[start Data]

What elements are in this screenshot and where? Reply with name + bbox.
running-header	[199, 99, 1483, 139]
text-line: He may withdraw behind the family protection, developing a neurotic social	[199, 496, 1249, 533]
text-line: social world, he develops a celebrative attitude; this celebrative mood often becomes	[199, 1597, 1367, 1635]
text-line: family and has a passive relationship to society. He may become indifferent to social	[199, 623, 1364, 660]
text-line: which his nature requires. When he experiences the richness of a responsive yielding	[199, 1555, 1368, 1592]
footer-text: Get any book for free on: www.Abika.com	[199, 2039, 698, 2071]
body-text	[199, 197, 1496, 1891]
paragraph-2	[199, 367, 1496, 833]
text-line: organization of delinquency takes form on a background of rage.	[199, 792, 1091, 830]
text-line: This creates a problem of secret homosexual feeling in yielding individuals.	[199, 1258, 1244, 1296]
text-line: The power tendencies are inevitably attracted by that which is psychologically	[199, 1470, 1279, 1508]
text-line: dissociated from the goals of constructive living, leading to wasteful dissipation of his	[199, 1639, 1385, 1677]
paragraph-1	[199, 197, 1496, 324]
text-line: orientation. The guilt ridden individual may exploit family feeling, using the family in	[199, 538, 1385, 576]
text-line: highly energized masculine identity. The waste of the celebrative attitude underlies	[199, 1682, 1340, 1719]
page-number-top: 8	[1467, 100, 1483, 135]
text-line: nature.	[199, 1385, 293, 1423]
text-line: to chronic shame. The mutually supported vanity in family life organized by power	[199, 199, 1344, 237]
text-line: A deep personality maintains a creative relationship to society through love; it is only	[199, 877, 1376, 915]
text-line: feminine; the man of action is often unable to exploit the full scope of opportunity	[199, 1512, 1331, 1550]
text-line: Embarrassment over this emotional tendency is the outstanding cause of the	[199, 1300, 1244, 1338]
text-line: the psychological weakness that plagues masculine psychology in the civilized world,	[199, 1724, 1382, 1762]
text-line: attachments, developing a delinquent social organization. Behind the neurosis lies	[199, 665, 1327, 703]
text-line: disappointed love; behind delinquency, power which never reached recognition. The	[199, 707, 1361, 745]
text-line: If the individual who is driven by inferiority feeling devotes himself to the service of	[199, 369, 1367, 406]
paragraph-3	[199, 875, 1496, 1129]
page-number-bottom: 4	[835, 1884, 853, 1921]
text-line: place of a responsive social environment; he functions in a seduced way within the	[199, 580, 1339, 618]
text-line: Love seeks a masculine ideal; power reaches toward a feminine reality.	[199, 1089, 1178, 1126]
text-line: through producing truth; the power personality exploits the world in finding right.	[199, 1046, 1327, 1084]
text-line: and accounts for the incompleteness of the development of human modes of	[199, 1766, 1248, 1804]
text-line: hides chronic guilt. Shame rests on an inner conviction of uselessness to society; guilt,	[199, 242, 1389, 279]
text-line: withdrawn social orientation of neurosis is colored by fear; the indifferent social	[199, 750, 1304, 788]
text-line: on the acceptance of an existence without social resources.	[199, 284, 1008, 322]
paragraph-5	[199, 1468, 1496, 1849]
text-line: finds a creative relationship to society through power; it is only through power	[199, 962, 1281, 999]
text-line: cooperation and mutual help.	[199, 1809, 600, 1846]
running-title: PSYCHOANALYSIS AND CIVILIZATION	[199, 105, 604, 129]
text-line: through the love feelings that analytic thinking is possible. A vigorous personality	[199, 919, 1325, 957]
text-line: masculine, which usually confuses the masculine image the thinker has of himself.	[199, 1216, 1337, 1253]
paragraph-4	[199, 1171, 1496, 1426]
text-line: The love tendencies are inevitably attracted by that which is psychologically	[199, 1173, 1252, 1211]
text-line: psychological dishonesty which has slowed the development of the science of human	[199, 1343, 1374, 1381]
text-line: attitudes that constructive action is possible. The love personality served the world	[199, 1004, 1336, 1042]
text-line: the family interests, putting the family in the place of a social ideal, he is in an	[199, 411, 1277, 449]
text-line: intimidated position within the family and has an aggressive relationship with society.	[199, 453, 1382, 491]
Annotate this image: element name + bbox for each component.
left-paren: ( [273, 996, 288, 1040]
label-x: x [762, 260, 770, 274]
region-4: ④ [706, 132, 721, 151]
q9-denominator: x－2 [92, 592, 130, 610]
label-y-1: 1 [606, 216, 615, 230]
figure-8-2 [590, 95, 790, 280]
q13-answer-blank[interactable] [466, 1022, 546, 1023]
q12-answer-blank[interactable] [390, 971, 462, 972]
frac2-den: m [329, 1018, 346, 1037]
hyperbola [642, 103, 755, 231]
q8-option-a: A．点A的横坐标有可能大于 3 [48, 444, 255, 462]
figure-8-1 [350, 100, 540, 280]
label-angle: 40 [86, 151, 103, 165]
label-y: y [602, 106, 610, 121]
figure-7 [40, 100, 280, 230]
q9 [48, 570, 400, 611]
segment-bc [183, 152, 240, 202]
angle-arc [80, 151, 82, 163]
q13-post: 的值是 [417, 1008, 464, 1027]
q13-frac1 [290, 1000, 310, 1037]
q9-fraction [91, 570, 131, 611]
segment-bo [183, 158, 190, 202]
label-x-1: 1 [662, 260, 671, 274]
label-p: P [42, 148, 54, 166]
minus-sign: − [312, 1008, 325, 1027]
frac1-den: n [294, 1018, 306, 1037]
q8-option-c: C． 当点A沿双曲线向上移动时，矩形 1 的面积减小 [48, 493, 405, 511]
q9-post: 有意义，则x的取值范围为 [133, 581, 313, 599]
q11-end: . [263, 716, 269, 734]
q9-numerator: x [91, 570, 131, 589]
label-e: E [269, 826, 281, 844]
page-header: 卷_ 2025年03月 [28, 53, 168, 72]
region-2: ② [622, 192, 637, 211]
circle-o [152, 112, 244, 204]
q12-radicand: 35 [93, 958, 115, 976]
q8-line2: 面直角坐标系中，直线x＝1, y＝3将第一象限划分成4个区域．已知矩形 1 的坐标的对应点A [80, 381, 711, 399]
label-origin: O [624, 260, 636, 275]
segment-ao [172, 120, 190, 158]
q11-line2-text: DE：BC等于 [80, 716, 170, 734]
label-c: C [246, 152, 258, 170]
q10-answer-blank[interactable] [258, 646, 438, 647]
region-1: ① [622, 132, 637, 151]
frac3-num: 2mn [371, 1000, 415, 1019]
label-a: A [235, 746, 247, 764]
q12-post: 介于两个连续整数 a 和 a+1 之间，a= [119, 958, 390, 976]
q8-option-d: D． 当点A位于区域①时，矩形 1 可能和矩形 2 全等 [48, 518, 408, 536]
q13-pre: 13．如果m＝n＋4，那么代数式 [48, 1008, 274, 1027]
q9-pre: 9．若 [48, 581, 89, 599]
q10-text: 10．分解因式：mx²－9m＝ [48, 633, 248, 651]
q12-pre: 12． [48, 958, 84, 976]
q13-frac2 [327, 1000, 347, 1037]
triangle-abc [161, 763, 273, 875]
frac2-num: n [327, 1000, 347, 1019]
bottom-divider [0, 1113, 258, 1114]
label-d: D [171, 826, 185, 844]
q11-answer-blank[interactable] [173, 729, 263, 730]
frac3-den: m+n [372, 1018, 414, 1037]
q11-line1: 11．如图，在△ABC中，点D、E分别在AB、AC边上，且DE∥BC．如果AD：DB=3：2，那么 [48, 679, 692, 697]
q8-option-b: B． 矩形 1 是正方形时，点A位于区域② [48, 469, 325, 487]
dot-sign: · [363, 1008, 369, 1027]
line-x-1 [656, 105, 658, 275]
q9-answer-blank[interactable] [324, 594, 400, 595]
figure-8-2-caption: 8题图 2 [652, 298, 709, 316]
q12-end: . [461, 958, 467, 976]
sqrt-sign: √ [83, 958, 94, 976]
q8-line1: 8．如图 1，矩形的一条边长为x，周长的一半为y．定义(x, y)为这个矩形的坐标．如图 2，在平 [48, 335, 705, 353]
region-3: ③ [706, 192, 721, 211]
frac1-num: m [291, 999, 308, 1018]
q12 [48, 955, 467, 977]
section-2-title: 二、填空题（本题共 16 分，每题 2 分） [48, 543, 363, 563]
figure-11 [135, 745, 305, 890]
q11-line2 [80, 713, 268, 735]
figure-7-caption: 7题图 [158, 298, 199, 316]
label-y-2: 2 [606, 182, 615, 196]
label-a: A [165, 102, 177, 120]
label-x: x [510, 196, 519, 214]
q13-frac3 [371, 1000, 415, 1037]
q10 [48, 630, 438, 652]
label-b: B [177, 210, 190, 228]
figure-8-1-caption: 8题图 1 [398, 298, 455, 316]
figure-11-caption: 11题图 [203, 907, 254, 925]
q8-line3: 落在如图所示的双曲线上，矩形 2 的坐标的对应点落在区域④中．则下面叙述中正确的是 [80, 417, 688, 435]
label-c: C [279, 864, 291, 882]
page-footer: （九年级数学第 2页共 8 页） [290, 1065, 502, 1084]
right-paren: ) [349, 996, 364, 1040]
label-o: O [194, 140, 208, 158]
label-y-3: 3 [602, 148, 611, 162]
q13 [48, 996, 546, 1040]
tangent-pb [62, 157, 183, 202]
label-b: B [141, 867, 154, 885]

[end Data]

# Required work
Transcribe the rows above, unchanged, from the first row through the row that contains "text-line: social world, he".

# Solution to the exercise
What elements are in this screenshot and where? Reply with name + bbox.
running-header	[199, 99, 1483, 139]
text-line: He may withdraw behind the family protection, developing a neurotic social	[199, 496, 1249, 533]
text-line: social world, he develops a celebrative attitude; this celebrative mood often becomes	[199, 1597, 1367, 1635]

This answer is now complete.